JOB: Keep every line where the word "Sign" appears; drop the rest.

GIVEN INFORMATION:
************

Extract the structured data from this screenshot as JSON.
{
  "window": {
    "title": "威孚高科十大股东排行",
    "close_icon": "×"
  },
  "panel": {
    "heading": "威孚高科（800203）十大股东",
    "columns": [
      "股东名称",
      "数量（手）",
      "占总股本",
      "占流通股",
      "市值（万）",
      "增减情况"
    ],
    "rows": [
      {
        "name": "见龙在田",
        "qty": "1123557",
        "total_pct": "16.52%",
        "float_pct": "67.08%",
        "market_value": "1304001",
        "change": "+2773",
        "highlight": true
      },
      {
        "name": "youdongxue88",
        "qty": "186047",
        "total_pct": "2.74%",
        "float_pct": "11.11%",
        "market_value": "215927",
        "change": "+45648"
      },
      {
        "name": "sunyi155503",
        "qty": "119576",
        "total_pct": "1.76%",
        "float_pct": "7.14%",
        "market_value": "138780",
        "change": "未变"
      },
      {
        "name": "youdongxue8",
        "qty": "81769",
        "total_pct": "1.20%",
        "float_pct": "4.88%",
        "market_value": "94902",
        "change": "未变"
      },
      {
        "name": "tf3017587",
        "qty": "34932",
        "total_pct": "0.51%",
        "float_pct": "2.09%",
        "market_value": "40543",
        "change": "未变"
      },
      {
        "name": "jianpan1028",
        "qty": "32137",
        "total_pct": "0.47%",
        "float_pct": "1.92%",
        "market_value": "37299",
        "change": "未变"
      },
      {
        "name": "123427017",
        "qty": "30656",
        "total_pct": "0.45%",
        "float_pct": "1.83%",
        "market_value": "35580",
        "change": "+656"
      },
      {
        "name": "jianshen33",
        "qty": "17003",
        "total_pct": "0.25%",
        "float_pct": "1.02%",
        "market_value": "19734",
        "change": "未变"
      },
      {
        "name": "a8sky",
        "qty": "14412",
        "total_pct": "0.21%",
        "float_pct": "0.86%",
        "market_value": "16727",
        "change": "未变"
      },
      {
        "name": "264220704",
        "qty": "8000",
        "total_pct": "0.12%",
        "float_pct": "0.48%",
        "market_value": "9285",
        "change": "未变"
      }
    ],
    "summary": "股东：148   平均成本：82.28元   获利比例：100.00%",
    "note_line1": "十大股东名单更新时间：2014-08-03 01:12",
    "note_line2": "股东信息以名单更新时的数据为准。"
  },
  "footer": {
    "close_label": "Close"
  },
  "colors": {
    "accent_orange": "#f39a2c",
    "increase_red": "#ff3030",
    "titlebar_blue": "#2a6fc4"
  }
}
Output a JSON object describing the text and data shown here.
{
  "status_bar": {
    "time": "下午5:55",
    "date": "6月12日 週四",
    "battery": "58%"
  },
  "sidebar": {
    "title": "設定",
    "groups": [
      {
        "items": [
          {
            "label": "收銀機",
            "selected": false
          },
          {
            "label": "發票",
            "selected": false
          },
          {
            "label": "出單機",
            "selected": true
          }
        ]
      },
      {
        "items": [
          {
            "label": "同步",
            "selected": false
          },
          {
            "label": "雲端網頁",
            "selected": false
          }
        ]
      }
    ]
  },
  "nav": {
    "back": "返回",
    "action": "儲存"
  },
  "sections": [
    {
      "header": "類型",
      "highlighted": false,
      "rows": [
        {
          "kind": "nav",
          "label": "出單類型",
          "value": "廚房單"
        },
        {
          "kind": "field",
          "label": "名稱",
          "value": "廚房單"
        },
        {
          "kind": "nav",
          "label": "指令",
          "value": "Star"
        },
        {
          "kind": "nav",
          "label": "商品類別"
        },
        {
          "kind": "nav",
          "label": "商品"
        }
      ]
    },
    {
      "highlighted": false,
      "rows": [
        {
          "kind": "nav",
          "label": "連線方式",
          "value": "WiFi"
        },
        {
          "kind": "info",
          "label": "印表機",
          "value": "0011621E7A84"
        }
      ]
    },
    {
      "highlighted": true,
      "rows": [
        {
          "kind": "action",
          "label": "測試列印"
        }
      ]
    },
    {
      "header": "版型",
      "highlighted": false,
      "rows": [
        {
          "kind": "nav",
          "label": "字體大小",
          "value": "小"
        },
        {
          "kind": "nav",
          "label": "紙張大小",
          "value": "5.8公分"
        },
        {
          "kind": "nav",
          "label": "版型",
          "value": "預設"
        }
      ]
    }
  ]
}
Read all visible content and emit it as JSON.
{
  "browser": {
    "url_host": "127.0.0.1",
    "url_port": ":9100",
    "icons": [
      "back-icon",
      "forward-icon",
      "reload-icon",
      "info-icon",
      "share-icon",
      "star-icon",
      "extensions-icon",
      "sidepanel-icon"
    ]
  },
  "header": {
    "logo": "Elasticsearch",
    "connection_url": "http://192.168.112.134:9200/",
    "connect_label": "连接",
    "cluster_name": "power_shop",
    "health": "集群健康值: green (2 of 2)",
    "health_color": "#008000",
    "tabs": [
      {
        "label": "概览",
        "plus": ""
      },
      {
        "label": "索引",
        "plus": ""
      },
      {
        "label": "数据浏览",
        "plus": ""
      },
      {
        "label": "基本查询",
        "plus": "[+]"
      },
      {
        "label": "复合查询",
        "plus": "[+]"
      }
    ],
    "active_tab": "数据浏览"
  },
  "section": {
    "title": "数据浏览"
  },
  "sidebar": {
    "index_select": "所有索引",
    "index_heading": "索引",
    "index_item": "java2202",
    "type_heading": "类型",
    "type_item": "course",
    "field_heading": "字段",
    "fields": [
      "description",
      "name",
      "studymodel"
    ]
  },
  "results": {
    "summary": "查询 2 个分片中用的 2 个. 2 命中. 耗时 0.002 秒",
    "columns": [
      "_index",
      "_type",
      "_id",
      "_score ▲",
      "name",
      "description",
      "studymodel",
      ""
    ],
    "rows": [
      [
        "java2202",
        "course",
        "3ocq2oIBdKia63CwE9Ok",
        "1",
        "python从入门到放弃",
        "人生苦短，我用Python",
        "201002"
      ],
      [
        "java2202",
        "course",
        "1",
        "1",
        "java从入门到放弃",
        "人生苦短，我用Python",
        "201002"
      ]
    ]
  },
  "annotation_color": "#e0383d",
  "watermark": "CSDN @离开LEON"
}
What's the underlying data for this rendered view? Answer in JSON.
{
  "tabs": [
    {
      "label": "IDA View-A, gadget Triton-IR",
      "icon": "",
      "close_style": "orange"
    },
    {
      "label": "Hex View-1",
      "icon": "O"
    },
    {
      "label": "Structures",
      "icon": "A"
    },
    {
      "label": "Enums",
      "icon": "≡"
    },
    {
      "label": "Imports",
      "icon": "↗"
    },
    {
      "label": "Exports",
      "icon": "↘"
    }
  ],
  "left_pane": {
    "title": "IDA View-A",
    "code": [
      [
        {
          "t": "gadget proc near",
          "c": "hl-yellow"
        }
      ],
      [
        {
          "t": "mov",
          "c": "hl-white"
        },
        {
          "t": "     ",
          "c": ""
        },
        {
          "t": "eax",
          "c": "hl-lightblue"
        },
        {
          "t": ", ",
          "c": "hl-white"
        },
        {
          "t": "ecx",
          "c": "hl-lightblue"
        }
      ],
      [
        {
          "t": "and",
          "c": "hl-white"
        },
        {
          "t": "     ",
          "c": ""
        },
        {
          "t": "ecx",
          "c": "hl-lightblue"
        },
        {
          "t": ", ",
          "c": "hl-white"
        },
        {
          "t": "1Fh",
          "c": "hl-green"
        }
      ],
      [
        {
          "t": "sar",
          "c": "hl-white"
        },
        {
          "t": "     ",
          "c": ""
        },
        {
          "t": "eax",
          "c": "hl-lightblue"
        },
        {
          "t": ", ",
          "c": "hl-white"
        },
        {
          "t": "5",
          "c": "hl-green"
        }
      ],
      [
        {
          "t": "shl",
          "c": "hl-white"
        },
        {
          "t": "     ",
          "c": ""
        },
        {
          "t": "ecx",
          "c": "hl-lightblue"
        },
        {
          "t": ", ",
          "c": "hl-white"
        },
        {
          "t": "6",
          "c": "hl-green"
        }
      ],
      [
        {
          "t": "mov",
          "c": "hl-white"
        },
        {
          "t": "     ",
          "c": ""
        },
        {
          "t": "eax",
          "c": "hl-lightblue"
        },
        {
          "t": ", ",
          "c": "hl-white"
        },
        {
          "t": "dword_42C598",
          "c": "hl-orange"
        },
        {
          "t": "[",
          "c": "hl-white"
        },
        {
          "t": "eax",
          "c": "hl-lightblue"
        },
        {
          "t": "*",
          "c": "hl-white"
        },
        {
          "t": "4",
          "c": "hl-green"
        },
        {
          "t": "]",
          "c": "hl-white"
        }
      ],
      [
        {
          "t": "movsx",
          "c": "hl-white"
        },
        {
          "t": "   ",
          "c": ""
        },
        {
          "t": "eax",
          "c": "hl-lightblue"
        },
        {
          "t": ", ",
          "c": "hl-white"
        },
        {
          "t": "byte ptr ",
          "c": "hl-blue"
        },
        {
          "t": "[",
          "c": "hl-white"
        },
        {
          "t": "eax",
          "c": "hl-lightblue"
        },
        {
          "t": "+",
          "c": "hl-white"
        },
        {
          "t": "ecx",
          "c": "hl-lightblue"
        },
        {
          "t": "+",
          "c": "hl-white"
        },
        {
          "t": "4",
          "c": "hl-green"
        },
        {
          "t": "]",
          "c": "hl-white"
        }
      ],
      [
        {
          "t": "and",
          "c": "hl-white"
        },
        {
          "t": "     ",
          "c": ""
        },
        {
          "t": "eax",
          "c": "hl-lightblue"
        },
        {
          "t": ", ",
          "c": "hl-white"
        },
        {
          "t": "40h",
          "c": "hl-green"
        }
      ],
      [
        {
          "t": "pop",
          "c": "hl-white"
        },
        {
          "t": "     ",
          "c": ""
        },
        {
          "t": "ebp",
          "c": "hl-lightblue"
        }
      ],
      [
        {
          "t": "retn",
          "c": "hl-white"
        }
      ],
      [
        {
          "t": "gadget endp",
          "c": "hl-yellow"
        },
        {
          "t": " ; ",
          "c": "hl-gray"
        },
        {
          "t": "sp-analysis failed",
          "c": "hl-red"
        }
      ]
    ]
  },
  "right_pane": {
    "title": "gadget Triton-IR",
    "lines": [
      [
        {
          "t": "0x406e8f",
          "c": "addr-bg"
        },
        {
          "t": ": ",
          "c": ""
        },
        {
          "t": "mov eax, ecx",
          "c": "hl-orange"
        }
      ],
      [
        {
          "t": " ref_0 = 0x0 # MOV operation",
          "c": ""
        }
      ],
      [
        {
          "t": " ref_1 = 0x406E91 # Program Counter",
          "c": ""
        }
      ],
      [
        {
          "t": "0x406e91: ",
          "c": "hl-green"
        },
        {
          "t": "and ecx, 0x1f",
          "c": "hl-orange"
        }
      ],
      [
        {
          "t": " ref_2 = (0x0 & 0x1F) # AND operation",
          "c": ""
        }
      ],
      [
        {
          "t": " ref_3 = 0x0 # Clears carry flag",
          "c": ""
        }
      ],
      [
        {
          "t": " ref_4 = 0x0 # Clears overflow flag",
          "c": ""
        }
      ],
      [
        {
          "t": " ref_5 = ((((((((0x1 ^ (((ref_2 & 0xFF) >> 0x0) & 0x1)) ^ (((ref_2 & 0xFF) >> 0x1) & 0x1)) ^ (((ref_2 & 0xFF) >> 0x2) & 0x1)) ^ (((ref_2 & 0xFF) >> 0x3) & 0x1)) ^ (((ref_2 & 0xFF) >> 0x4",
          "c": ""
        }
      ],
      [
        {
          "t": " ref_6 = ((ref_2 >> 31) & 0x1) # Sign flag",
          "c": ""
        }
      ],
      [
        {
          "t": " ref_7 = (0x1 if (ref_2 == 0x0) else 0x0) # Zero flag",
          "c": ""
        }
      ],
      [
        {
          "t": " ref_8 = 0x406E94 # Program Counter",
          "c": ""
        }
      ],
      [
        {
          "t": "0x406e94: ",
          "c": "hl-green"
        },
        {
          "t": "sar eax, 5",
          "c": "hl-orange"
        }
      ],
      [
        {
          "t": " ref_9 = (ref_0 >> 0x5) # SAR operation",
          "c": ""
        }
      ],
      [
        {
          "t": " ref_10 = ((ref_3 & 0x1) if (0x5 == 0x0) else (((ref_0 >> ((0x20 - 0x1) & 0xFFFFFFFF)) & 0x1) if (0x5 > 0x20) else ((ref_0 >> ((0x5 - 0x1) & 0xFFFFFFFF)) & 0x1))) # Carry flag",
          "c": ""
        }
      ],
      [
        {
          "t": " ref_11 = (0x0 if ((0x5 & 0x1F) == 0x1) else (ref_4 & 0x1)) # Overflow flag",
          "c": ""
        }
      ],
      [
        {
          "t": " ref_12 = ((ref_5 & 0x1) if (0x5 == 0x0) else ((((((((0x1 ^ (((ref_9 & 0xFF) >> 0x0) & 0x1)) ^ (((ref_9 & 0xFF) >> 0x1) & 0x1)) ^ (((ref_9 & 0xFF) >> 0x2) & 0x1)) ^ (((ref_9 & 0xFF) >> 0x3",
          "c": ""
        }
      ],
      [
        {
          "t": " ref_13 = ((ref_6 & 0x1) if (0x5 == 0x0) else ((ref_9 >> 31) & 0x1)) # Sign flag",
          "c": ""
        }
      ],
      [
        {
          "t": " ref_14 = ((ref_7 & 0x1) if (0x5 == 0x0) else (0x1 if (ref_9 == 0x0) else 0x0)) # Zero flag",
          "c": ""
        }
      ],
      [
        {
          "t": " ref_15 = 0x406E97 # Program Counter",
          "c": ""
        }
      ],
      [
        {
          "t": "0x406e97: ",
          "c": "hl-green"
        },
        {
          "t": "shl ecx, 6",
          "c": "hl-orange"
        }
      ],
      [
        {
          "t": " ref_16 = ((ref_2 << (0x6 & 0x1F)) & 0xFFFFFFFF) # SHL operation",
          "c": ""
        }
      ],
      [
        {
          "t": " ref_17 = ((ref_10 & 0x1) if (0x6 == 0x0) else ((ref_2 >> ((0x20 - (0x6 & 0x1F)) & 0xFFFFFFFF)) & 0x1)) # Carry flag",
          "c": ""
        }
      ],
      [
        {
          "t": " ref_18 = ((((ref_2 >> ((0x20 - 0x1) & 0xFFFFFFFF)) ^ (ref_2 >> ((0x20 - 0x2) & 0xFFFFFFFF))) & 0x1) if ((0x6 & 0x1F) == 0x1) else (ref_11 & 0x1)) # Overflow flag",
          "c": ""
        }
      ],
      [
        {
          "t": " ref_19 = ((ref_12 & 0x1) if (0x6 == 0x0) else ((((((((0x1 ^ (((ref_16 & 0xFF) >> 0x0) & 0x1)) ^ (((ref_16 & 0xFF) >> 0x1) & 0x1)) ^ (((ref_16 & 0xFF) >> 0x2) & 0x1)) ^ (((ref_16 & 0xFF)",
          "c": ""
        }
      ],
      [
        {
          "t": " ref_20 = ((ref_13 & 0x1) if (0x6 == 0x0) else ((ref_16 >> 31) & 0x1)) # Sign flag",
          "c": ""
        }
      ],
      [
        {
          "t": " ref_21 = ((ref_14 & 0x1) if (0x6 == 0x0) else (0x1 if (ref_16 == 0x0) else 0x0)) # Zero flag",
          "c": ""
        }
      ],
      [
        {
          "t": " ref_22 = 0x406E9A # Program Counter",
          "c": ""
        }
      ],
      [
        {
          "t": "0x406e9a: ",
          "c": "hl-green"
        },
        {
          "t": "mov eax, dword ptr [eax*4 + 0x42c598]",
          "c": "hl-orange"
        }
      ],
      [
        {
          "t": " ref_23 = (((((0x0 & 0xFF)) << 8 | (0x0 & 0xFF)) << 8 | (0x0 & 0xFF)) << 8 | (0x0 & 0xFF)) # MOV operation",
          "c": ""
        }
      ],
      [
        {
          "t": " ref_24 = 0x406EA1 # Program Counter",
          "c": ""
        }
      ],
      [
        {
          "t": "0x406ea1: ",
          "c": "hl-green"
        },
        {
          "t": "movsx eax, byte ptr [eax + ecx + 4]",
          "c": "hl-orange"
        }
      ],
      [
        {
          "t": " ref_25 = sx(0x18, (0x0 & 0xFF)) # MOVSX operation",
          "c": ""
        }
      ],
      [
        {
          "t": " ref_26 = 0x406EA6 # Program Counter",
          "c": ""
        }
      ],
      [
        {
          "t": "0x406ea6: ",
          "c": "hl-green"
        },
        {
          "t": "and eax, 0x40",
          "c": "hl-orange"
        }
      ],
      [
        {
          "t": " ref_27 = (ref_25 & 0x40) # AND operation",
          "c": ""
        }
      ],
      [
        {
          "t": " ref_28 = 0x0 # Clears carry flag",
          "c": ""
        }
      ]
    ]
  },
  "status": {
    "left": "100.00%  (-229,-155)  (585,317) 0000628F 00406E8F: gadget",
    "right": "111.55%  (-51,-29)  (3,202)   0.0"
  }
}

************

WRITTEN SOLUTION:
          "t": " ref_6 = ((ref_2 >> 31) & 0x1) # Sign flag",
          "t": " ref_13 = ((ref_6 & 0x1) if (0x5 == 0x0) else ((ref_9 >> 31) & 0x1)) # Sign flag",
          "t": " ref_20 = ((ref_13 & 0x1) if (0x6 == 0x0) else ((ref_16 >> 31) & 0x1)) # Sign flag",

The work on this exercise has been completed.